--- The data ---
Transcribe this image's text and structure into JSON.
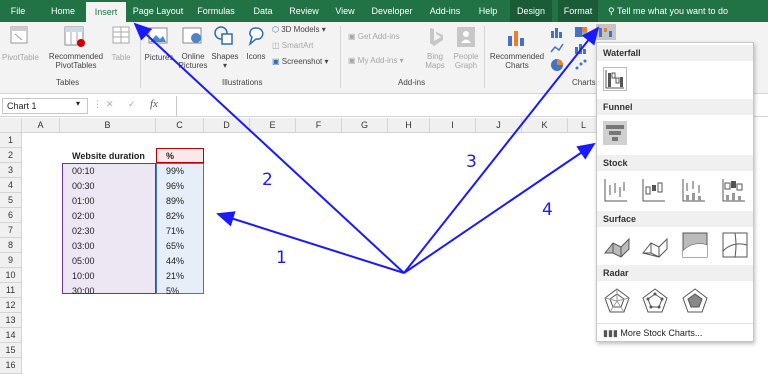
{
  "ribbon_tabs": [
    "File",
    "Home",
    "Insert",
    "Page Layout",
    "Formulas",
    "Data",
    "Review",
    "View",
    "Developer",
    "Add-ins",
    "Help",
    "Design",
    "Format"
  ],
  "tell_me": "Tell me what you want to do",
  "tables_group": {
    "pivottable": "PivotTable",
    "recommended_pivot_line1": "Recommended",
    "recommended_pivot_line2": "PivotTables",
    "table": "Table",
    "label": "Tables"
  },
  "illustrations_group": {
    "pictures": "Pictures",
    "online_pictures_line1": "Online",
    "online_pictures_line2": "Pictures",
    "shapes": "Shapes",
    "icons": "Icons",
    "models": "3D Models",
    "smartart": "SmartArt",
    "screenshot": "Screenshot",
    "label": "Illustrations"
  },
  "addins_group": {
    "get": "Get Add-ins",
    "my": "My Add-ins",
    "bing_line1": "Bing",
    "bing_line2": "Maps",
    "people_line1": "People",
    "people_line2": "Graph",
    "label": "Add-ins"
  },
  "charts_group": {
    "recommended_line1": "Recommended",
    "recommended_line2": "Charts",
    "label": "Charts"
  },
  "name_box": "Chart 1",
  "formula_icons": {
    "cancel": "✕",
    "enter": "✓",
    "fx": "fx"
  },
  "columns": [
    "A",
    "B",
    "C",
    "D",
    "E",
    "F",
    "G",
    "H",
    "I",
    "J",
    "K",
    "L"
  ],
  "rows": [
    "1",
    "2",
    "3",
    "4",
    "5",
    "6",
    "7",
    "8",
    "9",
    "10",
    "11",
    "12",
    "13",
    "14",
    "15",
    "16"
  ],
  "table": {
    "header": [
      "Website duration",
      "%"
    ],
    "rows": [
      [
        "00:10",
        "99%"
      ],
      [
        "00:30",
        "96%"
      ],
      [
        "01:00",
        "89%"
      ],
      [
        "02:00",
        "82%"
      ],
      [
        "02:30",
        "71%"
      ],
      [
        "03:00",
        "65%"
      ],
      [
        "05:00",
        "44%"
      ],
      [
        "10:00",
        "21%"
      ],
      [
        "30:00",
        "5%"
      ]
    ]
  },
  "dropdown": {
    "waterfall": "Waterfall",
    "funnel": "Funnel",
    "stock": "Stock",
    "surface": "Surface",
    "radar": "Radar",
    "more": "More Stock Charts..."
  },
  "annotations": [
    "1",
    "2",
    "3",
    "4"
  ],
  "colors": {
    "excel_green": "#217346",
    "annotation_blue": "#1a1aff",
    "selection_purple": "#7030a0",
    "selection_blue": "#4472c4"
  }
}
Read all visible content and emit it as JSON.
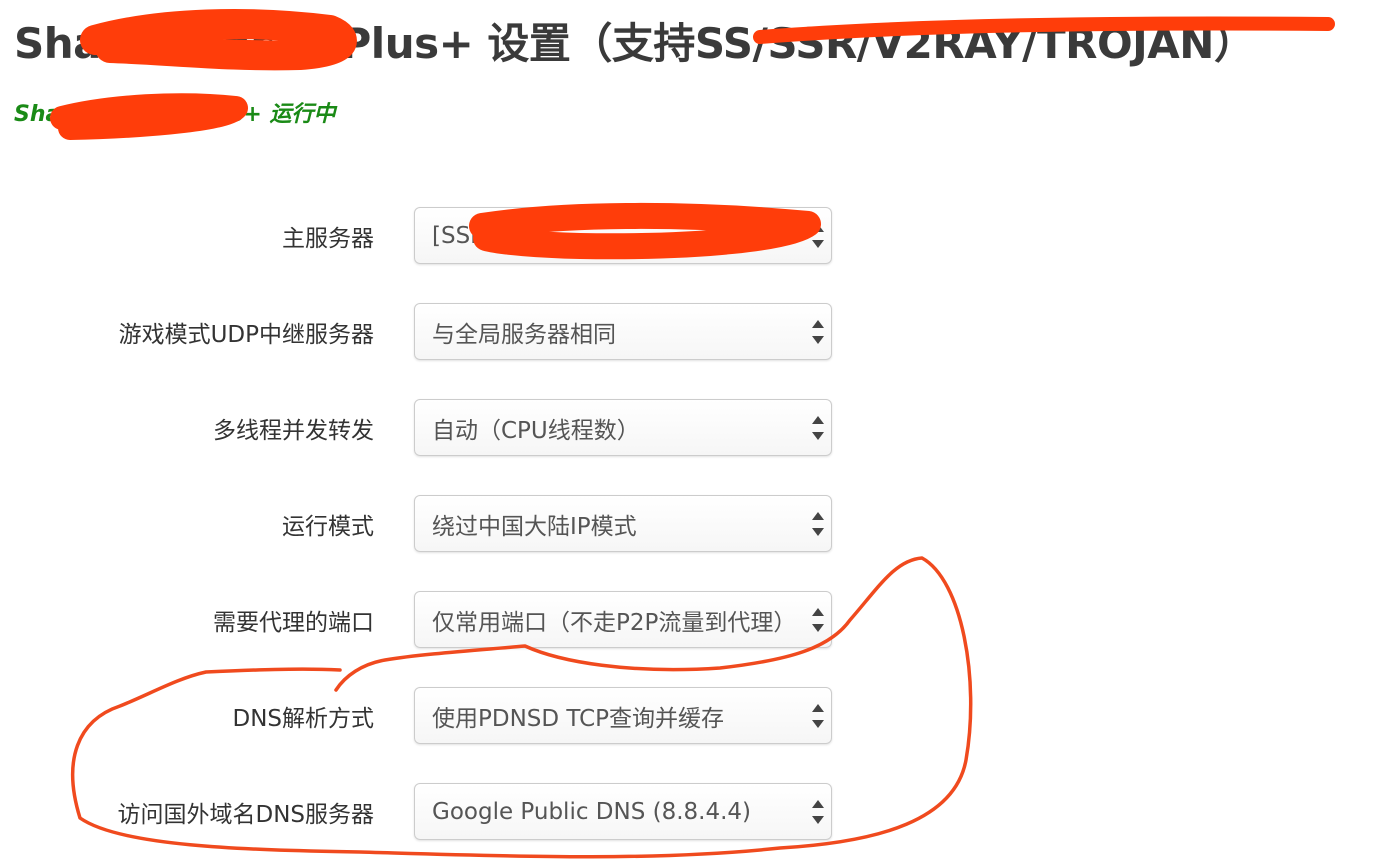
{
  "header": {
    "title": "Shadowsocks Plus+ 设置（支持SS/SSR/V2RAY/TROJAN）",
    "status": "ShadowSocks Plus+ 运行中"
  },
  "form": {
    "rows": [
      {
        "label": "主服务器",
        "value": "[SSR] ..."
      },
      {
        "label": "游戏模式UDP中继服务器",
        "value": "与全局服务器相同"
      },
      {
        "label": "多线程并发转发",
        "value": "自动（CPU线程数）"
      },
      {
        "label": "运行模式",
        "value": "绕过中国大陆IP模式"
      },
      {
        "label": "需要代理的端口",
        "value": "仅常用端口（不走P2P流量到代理）"
      },
      {
        "label": "DNS解析方式",
        "value": "使用PDNSD TCP查询并缓存"
      },
      {
        "label": "访问国外域名DNS服务器",
        "value": "Google Public DNS (8.8.4.4)"
      }
    ]
  },
  "colors": {
    "status_green": "#1a8a16",
    "redaction_marker": "#ff3d0a",
    "annotation_circle": "#f04a1e"
  },
  "icons": {
    "select_arrows": "up-down-chevron-icon"
  }
}
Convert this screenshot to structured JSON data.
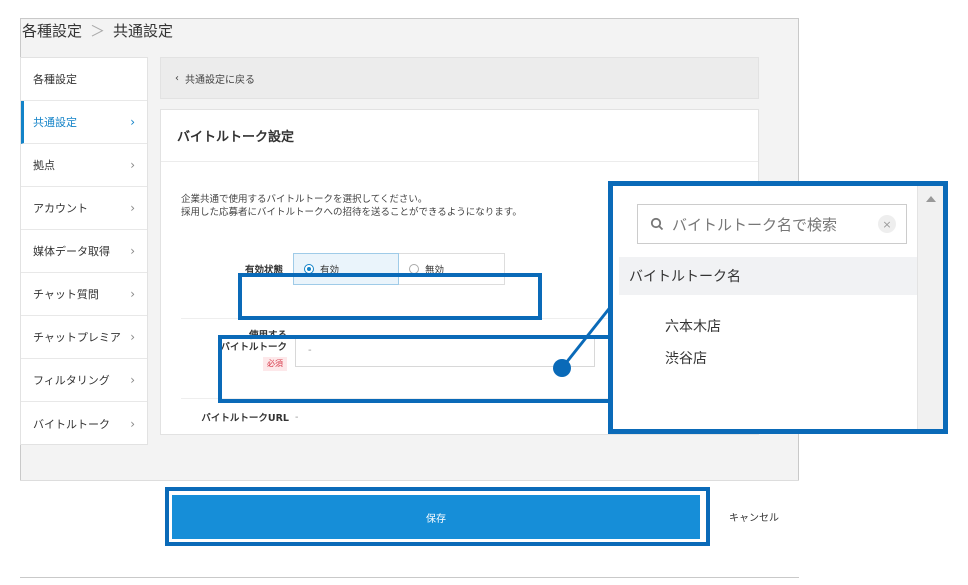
{
  "breadcrumb": {
    "parent": "各種設定",
    "separator": "＞",
    "current": "共通設定"
  },
  "sidebar": {
    "header": "各種設定",
    "items": [
      {
        "label": "共通設定"
      },
      {
        "label": "拠点"
      },
      {
        "label": "アカウント"
      },
      {
        "label": "媒体データ取得"
      },
      {
        "label": "チャット質問"
      },
      {
        "label": "チャットプレミア"
      },
      {
        "label": "フィルタリング"
      },
      {
        "label": "バイトルトーク"
      }
    ]
  },
  "back_link": "共通設定に戻る",
  "panel": {
    "title": "バイトルトーク設定",
    "desc_line1": "企業共通で使用するバイトルトークを選択してください。",
    "desc_line2": "採用した応募者にバイトルトークへの招待を送ることができるようになります。",
    "status_label": "有効状態",
    "status_options": [
      "有効",
      "無効"
    ],
    "status_selected": "有効",
    "talk_label_1": "使用する",
    "talk_label_2": "バイトルトーク",
    "required_badge": "必須",
    "talk_value": "-",
    "url_label": "バイトルトークURL",
    "url_value": "-"
  },
  "footer": {
    "save": "保存",
    "cancel": "キャンセル"
  },
  "popup": {
    "search_placeholder": "バイトルトーク名で検索",
    "list_header": "バイトルトーク名",
    "options": [
      "六本木店",
      "渋谷店"
    ]
  },
  "colors": {
    "accent": "#1383c8",
    "highlight": "#0a6ab8",
    "save_button": "#168ed8"
  }
}
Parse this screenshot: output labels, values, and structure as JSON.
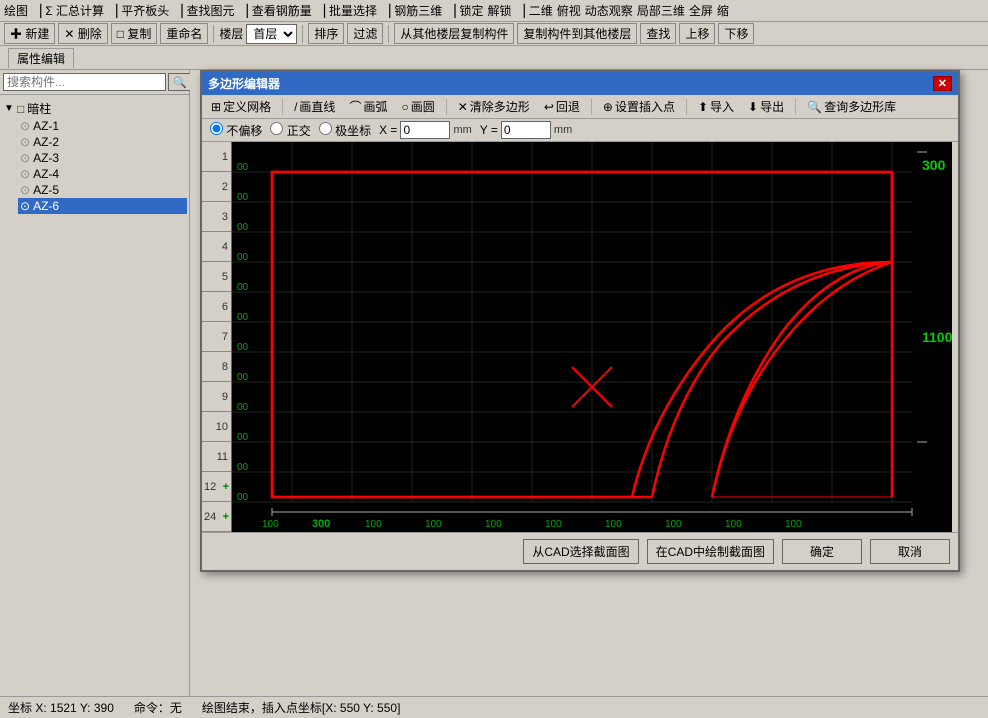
{
  "app": {
    "title": "多边形编辑器"
  },
  "top_toolbar": {
    "items": [
      "绘图",
      "Σ 汇总计算",
      "平齐板头",
      "查找图元",
      "查看钢筋量",
      "批量选择",
      "钢筋三维",
      "锁定",
      "解锁",
      "二维",
      "俯视",
      "动态观察",
      "局部三维",
      "全屏",
      "缩"
    ]
  },
  "second_toolbar": {
    "new_label": "✚ 新建",
    "del_label": "✕ 删除",
    "copy_label": "□ 复制",
    "rename_label": "重命名",
    "floor_label": "楼层",
    "floor_value": "首层",
    "sort_label": "排序",
    "filter_label": "过滤",
    "copy_from_label": "从其他楼层复制构件",
    "copy_to_label": "复制构件到其他楼层",
    "find_label": "查找",
    "up_label": "上移",
    "down_label": "下移"
  },
  "properties_tab": {
    "label": "属性编辑"
  },
  "search": {
    "placeholder": "搜索构件...",
    "btn_label": "🔍"
  },
  "tree": {
    "root_label": "暗柱",
    "items": [
      {
        "id": "AZ-1",
        "label": "AZ-1",
        "selected": false
      },
      {
        "id": "AZ-2",
        "label": "AZ-2",
        "selected": false
      },
      {
        "id": "AZ-3",
        "label": "AZ-3",
        "selected": false
      },
      {
        "id": "AZ-4",
        "label": "AZ-4",
        "selected": false
      },
      {
        "id": "AZ-5",
        "label": "AZ-5",
        "selected": false
      },
      {
        "id": "AZ-6",
        "label": "AZ-6",
        "selected": true
      }
    ]
  },
  "dialog": {
    "title": "多边形编辑器",
    "close_label": "✕",
    "toolbar": {
      "grid_label": "定义网格",
      "line_label": "画直线",
      "arc_label": "画弧",
      "circle_label": "画圆",
      "clear_label": "清除多边形",
      "undo_label": "回退",
      "setpoint_label": "设置插入点",
      "import_label": "导入",
      "export_label": "导出",
      "query_label": "查询多边形库"
    },
    "coord_bar": {
      "no_offset": "不偏移",
      "orthogonal": "正交",
      "polar": "极坐标",
      "x_label": "X =",
      "y_label": "Y =",
      "unit": "mm"
    },
    "row_numbers": [
      "1",
      "2",
      "3",
      "4",
      "5",
      "6",
      "7",
      "8",
      "9",
      "10",
      "11",
      "12",
      "24"
    ],
    "row_add": [
      "+",
      "+"
    ],
    "canvas": {
      "grid_labels_right": [
        "300",
        "",
        "1100"
      ],
      "grid_labels_bottom": [
        "100",
        "300",
        "100",
        "100",
        "100",
        "100",
        "100",
        "100",
        "100",
        "100"
      ],
      "dimension_300": "300",
      "dimension_1100": "1100"
    },
    "bottom": {
      "from_cad_label": "从CAD选择截面图",
      "draw_cad_label": "在CAD中绘制截面图",
      "confirm_label": "确定",
      "cancel_label": "取消"
    }
  },
  "status_bar": {
    "coord_label": "坐标",
    "x_val": "1521",
    "y_val": "390",
    "cmd_label": "命令：无",
    "draw_end": "绘图结束，插入点坐标[X: 550 Y: 550]"
  }
}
---
#### Instructions to follow:
How many lines of these entries hold the string "screenshot"? Answer with the number alone.

#### Written answer:
3